__Provided data__
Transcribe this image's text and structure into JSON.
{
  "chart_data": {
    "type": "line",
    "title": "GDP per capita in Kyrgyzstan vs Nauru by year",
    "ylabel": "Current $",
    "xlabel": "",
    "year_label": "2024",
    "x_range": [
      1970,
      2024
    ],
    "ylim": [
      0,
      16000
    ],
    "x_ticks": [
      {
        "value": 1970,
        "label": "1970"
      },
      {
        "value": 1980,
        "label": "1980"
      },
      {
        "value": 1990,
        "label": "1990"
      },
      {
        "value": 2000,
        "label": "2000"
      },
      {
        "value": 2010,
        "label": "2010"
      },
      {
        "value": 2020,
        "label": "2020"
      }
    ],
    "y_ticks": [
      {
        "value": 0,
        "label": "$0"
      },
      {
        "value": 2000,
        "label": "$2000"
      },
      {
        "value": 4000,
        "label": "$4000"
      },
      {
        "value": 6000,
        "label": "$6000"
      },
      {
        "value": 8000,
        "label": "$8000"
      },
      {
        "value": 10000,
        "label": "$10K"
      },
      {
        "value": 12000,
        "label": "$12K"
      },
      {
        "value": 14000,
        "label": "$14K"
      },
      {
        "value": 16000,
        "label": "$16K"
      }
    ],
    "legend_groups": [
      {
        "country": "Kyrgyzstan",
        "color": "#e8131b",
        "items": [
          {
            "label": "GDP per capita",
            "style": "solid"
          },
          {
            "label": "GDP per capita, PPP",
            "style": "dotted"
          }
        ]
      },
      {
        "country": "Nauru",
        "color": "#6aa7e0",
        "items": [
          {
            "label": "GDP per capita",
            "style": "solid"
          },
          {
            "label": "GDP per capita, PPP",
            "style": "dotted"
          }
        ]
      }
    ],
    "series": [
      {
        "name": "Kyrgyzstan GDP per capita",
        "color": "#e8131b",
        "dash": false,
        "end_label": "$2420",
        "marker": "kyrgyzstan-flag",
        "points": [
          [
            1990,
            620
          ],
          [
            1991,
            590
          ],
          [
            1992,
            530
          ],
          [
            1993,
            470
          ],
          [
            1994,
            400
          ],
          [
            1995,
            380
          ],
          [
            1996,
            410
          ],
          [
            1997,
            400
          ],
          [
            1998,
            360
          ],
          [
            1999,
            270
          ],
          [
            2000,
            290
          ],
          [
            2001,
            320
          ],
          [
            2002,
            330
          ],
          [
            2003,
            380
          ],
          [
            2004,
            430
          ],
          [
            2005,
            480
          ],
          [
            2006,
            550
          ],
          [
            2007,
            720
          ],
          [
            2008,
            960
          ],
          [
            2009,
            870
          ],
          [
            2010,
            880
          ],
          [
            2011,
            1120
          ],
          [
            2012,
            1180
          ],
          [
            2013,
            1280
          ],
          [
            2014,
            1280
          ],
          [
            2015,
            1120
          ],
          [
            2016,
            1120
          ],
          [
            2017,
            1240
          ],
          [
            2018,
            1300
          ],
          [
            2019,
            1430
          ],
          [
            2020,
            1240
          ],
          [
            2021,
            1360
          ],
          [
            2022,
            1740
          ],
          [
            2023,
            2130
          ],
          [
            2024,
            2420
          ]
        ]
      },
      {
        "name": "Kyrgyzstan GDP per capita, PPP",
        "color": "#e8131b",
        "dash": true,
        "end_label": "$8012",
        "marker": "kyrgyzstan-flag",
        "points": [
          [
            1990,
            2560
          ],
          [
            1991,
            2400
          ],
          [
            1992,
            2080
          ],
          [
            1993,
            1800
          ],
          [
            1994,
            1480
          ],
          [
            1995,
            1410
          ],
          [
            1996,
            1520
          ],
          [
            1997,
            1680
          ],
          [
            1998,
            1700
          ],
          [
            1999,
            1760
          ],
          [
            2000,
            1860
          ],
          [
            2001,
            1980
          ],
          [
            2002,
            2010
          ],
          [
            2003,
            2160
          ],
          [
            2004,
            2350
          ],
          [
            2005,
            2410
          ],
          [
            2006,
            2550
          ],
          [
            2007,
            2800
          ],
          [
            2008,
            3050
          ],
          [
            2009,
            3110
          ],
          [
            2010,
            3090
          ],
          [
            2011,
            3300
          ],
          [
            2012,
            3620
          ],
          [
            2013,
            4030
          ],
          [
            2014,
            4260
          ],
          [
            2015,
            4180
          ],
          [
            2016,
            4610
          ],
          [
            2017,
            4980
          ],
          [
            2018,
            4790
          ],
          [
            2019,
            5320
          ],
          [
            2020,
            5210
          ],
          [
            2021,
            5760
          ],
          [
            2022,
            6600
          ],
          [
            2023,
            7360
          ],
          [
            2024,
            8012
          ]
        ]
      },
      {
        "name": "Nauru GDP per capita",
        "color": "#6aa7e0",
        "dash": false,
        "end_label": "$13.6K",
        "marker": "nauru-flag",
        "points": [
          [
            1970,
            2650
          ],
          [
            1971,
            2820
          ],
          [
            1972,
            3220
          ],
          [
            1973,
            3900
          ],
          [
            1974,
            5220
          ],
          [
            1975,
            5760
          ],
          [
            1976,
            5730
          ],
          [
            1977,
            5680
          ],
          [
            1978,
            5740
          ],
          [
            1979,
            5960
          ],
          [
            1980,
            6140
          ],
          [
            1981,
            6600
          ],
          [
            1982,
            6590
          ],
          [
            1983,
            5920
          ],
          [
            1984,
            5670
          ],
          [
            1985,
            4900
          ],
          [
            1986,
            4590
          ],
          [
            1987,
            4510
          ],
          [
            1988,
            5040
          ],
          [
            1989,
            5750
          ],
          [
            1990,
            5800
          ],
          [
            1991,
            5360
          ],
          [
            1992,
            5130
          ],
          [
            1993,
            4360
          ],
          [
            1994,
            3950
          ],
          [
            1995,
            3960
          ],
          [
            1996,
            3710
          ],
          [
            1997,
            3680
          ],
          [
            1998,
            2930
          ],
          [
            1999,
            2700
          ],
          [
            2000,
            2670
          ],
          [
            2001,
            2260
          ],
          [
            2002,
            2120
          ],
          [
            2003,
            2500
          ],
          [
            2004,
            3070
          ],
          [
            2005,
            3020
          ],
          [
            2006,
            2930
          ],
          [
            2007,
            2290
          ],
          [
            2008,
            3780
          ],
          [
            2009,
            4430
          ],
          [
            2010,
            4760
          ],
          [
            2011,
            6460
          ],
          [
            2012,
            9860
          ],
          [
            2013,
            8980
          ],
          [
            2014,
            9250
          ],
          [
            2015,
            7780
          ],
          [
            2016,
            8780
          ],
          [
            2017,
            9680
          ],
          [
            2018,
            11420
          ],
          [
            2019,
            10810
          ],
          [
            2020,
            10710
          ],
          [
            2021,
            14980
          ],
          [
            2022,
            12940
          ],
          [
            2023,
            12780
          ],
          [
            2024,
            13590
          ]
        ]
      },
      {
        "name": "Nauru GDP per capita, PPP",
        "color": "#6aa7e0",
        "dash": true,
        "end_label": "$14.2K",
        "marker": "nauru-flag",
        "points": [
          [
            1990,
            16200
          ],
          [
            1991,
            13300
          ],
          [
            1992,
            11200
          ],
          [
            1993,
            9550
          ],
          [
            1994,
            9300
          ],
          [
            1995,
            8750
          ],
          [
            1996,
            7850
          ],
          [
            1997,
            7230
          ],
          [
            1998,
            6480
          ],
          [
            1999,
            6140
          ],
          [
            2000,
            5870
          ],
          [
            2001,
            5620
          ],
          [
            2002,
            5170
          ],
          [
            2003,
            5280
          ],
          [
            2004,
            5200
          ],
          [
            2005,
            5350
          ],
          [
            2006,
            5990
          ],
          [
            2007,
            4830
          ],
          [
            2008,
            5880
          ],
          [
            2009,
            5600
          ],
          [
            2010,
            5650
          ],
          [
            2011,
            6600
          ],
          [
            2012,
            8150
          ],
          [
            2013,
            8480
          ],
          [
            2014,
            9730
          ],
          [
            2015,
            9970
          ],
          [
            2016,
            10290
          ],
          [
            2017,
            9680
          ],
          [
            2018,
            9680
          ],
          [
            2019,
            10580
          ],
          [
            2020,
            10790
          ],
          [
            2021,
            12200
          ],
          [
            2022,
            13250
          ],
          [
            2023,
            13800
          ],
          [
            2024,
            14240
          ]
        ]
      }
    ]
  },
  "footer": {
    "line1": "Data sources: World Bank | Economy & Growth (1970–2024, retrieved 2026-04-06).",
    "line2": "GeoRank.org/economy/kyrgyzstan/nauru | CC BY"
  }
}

__What the task requires__
Copy out each line of the data where the string "name" appears.

__Completed task__
        "name": "Kyrgyzstan GDP per capita",
        "name": "Kyrgyzstan GDP per capita, PPP",
        "name": "Nauru GDP per capita",
        "name": "Nauru GDP per capita, PPP",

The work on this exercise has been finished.